═══ EXERCISE INPUTS ═══
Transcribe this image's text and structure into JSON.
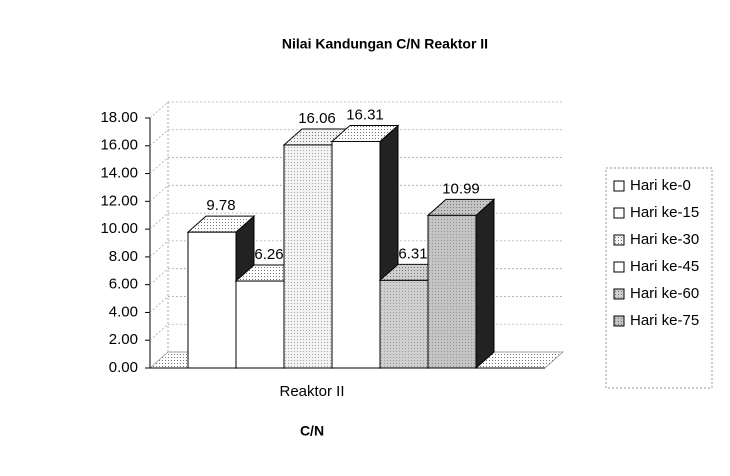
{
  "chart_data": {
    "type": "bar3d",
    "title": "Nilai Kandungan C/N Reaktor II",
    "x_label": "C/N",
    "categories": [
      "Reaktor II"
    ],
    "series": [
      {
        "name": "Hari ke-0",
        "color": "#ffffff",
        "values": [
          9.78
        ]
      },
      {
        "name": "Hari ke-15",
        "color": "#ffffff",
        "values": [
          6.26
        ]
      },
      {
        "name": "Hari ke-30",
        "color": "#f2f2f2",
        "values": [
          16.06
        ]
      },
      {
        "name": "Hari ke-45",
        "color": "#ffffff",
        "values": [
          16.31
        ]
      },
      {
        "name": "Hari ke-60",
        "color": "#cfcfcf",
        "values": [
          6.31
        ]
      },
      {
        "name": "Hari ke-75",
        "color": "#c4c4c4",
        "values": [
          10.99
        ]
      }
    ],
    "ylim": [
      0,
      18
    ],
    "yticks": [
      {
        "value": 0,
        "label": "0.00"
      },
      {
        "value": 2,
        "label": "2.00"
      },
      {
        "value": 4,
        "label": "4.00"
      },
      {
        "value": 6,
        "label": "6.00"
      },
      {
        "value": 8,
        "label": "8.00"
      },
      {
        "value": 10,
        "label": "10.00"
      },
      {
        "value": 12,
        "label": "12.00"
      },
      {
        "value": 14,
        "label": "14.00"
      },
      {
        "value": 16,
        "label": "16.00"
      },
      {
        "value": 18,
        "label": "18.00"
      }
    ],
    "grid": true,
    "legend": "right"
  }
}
═══
═══ EXERCISE INPUTS ═══
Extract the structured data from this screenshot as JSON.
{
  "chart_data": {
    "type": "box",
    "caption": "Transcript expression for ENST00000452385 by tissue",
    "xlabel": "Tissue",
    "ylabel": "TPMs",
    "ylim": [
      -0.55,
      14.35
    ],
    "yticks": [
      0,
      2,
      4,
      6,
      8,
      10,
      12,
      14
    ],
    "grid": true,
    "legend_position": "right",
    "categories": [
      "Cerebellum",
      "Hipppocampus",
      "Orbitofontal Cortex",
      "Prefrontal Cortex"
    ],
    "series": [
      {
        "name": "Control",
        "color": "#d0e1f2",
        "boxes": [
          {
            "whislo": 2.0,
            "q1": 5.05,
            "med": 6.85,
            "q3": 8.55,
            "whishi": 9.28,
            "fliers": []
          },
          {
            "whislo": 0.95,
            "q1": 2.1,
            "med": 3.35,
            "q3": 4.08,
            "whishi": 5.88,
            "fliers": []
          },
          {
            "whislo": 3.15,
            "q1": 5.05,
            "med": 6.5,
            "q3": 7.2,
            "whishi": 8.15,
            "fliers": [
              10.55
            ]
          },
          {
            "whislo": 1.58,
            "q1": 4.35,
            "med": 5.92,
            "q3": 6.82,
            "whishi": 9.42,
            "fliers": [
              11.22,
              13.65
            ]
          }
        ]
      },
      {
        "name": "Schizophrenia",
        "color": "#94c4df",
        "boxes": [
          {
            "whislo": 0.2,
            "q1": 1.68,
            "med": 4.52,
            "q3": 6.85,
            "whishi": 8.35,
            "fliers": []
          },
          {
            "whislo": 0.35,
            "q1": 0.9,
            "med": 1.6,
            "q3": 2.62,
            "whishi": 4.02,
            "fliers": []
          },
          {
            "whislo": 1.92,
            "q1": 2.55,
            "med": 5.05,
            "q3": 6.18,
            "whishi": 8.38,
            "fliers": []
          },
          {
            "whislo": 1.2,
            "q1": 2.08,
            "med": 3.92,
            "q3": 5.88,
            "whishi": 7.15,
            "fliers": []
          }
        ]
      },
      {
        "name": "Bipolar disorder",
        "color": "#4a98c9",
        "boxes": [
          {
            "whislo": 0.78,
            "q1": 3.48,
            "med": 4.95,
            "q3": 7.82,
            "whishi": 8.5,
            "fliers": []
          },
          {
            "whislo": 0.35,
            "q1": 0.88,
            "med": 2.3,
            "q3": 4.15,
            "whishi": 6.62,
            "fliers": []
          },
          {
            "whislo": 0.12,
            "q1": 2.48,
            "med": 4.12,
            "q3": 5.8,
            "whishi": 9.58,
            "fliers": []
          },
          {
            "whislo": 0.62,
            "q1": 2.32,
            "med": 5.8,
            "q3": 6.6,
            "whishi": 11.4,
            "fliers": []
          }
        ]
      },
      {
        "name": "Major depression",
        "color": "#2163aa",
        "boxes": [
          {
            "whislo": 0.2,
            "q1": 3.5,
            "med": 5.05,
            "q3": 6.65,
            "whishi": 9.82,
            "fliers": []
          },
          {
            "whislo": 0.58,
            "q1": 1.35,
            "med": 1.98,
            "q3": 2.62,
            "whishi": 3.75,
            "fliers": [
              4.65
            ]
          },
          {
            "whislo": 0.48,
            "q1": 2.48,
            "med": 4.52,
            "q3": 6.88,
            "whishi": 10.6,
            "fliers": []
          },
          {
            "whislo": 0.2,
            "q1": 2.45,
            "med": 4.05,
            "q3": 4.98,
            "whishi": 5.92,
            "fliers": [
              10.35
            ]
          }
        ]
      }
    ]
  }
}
═══
EXERCISE BRIEF: Check every line of the data above for the string "Reaktor", and copy those that have it.

RESULT OF THIS TASK:
    "title": "Nilai Kandungan C/N Reaktor II",
      "Reaktor II"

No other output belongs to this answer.